#### Given request:
Find every line in the records below that holds the word "legend" and copy it.

#### Records to use:
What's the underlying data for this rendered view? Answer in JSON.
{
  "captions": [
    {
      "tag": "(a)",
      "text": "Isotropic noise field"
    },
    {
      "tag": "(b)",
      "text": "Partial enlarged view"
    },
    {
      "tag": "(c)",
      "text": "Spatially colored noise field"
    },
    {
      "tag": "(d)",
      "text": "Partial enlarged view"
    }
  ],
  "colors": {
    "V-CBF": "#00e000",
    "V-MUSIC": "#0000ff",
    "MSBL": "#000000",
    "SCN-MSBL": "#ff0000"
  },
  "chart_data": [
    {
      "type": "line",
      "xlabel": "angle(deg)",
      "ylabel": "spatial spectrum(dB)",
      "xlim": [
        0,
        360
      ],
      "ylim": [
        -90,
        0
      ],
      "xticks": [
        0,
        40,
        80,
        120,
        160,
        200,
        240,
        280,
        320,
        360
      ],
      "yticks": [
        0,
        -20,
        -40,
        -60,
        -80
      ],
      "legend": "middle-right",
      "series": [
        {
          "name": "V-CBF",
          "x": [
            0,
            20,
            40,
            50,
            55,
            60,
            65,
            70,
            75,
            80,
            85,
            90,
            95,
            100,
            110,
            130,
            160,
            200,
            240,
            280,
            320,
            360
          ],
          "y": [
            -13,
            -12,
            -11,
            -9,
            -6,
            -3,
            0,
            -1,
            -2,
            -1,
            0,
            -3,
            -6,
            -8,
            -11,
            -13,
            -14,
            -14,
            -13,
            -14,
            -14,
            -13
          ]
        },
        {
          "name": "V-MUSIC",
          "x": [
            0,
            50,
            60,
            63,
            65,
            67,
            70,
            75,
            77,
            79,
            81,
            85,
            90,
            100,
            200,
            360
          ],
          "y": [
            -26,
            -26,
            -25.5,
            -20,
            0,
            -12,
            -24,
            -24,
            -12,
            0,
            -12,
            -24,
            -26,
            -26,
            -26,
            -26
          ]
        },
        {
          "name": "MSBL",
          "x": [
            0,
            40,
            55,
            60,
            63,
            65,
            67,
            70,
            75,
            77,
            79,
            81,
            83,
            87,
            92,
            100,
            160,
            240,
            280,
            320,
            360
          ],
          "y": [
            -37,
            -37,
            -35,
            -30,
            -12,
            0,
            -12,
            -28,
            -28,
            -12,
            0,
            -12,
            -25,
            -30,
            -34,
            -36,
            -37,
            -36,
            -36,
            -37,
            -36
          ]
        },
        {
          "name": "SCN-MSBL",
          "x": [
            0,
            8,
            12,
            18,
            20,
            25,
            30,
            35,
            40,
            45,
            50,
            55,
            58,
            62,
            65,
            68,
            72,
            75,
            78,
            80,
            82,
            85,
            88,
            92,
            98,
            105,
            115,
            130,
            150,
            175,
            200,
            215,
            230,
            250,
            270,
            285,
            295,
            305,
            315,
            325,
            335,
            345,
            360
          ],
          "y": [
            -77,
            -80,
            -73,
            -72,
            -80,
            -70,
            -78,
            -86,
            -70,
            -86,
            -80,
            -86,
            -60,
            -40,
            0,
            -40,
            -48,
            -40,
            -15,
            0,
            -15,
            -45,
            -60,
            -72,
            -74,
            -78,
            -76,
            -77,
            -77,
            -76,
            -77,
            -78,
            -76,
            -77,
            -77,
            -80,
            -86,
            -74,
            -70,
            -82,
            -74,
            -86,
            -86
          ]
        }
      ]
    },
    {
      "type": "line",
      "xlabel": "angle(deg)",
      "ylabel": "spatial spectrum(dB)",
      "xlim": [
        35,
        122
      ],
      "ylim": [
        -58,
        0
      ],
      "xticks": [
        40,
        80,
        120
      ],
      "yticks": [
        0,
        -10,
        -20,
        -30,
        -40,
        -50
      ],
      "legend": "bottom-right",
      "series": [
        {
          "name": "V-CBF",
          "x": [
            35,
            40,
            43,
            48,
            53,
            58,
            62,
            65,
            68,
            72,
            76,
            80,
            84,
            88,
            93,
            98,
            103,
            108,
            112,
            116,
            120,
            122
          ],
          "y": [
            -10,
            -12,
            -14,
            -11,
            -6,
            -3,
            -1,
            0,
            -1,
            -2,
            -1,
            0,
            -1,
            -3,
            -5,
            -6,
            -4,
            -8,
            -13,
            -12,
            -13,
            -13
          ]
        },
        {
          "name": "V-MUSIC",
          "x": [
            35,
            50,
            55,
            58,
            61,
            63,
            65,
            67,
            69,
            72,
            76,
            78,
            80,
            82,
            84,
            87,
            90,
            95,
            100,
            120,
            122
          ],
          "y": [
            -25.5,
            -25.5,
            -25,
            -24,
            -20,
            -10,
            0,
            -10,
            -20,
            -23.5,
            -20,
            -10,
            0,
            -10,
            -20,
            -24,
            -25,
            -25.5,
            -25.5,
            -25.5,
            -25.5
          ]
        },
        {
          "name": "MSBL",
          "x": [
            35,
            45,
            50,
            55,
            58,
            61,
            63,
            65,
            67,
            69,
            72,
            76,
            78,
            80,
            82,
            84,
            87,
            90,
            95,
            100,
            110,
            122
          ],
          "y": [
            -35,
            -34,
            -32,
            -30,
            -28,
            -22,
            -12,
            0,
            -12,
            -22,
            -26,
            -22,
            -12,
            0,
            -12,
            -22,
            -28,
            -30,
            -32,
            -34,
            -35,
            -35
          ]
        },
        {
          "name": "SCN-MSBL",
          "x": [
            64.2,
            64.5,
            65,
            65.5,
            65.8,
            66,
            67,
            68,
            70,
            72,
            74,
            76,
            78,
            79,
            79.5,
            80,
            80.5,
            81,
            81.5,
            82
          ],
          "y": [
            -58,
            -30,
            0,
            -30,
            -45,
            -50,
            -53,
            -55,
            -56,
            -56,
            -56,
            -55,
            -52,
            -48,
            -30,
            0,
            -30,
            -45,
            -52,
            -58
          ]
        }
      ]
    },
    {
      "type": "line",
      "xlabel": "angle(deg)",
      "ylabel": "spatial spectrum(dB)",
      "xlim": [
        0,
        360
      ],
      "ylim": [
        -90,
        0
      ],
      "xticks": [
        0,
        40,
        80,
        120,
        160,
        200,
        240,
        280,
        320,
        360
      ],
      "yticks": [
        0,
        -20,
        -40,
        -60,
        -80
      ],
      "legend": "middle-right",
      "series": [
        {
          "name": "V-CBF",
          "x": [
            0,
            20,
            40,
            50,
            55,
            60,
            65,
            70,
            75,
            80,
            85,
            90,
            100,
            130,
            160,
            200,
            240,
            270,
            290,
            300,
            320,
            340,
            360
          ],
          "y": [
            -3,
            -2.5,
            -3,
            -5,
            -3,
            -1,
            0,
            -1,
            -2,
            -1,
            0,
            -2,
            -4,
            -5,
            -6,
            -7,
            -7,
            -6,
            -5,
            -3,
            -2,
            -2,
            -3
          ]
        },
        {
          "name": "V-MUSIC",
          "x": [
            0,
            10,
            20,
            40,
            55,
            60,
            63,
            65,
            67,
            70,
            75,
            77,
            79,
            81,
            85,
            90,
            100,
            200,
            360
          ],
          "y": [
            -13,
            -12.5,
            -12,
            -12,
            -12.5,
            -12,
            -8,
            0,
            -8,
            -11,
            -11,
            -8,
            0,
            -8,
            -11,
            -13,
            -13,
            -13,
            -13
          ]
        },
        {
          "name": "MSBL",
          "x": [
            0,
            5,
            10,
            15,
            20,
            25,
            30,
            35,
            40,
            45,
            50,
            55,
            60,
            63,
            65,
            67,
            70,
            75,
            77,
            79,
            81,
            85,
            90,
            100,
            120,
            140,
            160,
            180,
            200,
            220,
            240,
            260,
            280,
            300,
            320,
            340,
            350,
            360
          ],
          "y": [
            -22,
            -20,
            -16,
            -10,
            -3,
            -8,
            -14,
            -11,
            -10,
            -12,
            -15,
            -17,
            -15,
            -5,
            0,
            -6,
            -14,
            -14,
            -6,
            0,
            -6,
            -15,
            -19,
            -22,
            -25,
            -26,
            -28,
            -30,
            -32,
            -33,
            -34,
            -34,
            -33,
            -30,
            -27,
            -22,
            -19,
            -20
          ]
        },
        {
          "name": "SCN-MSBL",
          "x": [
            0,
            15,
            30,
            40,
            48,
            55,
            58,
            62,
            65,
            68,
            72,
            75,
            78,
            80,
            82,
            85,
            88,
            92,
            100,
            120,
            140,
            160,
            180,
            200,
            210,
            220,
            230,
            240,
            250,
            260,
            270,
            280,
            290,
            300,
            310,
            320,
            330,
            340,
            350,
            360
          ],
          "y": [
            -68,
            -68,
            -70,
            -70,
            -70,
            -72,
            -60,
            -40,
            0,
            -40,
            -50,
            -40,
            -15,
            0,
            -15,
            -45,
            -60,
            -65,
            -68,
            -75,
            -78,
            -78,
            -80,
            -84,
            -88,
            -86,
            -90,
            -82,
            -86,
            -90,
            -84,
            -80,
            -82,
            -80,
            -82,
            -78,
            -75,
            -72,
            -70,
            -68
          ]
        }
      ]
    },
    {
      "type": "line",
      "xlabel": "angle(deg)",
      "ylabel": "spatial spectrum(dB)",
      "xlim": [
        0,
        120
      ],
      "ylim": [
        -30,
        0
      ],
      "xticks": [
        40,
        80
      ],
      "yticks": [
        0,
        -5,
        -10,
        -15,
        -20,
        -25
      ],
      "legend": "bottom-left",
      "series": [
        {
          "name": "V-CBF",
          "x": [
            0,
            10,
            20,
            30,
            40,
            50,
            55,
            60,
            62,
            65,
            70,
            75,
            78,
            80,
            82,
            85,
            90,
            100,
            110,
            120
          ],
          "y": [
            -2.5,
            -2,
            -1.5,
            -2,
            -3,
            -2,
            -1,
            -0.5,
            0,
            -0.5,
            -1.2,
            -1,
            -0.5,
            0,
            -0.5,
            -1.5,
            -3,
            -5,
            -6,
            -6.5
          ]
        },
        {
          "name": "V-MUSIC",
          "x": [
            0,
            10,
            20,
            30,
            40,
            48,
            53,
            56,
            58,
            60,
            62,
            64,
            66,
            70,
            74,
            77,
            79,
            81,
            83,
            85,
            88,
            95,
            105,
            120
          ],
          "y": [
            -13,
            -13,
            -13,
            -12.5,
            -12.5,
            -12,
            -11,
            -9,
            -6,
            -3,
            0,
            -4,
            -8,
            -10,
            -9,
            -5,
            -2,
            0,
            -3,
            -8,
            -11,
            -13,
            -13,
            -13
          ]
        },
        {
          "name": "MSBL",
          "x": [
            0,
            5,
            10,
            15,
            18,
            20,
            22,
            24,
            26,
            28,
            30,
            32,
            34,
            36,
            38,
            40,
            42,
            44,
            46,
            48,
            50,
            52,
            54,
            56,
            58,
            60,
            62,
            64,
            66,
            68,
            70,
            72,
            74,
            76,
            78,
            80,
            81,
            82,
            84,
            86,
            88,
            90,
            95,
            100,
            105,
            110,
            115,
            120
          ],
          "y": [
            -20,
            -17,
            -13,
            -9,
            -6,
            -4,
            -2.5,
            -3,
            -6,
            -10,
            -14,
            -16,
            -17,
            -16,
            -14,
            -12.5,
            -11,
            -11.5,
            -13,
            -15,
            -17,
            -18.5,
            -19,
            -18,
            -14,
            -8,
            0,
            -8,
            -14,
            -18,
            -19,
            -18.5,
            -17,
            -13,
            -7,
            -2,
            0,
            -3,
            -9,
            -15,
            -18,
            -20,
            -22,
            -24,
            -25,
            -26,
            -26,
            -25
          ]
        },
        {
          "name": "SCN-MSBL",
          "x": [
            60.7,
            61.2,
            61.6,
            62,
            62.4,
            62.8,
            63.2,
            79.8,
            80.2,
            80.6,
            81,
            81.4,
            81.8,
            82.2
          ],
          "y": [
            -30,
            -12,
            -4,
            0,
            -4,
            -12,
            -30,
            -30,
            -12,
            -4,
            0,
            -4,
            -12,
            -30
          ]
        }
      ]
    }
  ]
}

#### Output of the task:
      "legend": "middle-right",
      "legend": "bottom-right",
      "legend": "middle-right",
      "legend": "bottom-left",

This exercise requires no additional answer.